◆ **Stated exercise**:
Pick out each line below containing "JSON".
------------------------------------------------------------
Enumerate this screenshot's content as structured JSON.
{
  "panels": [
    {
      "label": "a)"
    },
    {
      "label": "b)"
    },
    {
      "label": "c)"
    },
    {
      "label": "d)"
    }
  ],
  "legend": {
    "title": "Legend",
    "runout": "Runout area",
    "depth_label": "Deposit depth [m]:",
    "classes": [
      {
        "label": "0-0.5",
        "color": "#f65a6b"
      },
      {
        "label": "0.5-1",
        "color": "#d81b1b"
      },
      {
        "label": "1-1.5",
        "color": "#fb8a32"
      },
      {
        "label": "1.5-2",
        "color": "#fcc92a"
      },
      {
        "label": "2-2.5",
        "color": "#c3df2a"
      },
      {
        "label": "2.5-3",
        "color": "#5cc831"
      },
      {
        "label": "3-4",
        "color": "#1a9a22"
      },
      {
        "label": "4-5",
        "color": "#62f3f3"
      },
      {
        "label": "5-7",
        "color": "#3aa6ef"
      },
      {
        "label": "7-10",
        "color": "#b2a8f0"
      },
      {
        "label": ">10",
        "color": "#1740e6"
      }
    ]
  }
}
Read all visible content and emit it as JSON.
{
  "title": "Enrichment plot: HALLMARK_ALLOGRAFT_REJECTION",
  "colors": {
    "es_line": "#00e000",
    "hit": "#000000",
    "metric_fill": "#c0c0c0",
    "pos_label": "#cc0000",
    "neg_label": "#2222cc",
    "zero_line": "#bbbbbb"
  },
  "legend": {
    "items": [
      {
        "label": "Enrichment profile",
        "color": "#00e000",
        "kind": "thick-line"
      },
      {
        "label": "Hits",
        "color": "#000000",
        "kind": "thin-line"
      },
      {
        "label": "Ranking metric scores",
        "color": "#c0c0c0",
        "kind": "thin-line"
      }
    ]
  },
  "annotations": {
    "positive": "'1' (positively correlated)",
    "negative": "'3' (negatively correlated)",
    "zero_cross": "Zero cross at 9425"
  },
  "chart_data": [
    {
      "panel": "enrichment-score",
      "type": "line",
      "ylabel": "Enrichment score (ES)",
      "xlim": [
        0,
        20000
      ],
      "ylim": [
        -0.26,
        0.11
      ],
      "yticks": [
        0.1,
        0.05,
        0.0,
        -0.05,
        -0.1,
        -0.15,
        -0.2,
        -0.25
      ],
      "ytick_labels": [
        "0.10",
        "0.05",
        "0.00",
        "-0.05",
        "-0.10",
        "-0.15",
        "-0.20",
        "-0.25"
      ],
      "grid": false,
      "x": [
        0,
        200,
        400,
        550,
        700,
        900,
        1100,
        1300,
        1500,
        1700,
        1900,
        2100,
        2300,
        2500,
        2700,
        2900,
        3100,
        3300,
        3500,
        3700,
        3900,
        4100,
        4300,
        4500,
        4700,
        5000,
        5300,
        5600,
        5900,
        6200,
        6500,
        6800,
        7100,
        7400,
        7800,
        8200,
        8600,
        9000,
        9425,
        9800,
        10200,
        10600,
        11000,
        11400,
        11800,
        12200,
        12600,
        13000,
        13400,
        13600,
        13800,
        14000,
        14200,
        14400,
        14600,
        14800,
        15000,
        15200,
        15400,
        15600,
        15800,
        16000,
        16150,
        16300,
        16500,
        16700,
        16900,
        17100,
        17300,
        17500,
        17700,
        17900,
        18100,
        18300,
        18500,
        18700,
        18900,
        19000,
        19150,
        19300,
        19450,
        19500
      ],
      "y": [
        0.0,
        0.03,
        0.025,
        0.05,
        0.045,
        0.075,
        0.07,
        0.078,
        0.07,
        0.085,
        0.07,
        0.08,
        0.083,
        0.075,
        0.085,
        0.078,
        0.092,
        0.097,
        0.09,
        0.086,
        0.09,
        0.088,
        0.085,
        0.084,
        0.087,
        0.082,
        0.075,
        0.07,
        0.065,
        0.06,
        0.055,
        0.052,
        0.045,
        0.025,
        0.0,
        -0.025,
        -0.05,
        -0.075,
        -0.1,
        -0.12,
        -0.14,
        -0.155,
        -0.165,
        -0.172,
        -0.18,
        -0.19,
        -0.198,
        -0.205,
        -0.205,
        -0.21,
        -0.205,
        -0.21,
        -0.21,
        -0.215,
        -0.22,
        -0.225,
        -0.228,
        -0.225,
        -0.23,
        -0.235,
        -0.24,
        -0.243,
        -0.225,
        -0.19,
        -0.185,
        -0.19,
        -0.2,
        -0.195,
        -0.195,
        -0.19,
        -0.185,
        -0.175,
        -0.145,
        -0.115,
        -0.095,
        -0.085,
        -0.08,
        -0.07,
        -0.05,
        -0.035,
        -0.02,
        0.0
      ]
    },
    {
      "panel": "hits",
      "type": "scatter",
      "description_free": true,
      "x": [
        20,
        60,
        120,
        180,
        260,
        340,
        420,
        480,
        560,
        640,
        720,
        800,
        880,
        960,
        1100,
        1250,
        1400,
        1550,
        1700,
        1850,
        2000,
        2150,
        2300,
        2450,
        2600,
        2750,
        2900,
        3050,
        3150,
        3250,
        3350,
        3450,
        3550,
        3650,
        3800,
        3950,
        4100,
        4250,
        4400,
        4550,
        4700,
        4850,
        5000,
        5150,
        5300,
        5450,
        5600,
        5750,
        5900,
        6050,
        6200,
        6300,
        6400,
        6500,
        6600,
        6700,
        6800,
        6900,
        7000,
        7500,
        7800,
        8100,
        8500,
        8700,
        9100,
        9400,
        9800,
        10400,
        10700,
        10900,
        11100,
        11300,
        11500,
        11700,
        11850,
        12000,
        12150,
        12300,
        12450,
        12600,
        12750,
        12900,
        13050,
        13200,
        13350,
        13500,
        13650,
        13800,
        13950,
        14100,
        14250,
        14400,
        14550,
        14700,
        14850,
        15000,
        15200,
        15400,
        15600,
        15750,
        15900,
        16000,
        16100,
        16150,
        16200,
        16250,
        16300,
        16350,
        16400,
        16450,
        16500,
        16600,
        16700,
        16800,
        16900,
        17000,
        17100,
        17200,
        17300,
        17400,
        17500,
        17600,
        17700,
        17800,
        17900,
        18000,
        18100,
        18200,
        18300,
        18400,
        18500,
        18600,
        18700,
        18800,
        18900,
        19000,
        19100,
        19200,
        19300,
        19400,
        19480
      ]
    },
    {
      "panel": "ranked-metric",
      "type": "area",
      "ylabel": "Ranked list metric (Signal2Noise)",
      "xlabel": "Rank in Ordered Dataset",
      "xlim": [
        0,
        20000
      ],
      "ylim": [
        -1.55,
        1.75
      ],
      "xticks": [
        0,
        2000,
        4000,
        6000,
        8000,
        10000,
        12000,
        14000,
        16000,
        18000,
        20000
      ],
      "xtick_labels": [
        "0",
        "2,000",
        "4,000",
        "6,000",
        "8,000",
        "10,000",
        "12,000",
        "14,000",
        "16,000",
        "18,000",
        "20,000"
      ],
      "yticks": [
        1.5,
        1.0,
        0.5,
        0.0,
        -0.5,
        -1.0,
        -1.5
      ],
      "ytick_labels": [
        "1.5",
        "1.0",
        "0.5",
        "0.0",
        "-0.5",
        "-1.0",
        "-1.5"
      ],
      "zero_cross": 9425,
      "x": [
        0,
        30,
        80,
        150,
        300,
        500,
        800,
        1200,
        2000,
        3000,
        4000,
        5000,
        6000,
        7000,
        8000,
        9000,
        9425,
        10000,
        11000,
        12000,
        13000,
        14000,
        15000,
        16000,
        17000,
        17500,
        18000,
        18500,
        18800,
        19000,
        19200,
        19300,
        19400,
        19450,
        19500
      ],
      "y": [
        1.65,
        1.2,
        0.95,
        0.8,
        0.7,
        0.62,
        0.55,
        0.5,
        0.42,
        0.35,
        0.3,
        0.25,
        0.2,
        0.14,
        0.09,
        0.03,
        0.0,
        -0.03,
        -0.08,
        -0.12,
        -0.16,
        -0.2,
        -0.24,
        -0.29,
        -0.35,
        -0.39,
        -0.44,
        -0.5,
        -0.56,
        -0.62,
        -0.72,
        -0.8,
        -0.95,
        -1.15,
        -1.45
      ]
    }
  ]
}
------------------------------------------------------------
◆ **Solution**:
Enumerate this screenshot's content as structured JSON.
Read all visible content and emit it as JSON.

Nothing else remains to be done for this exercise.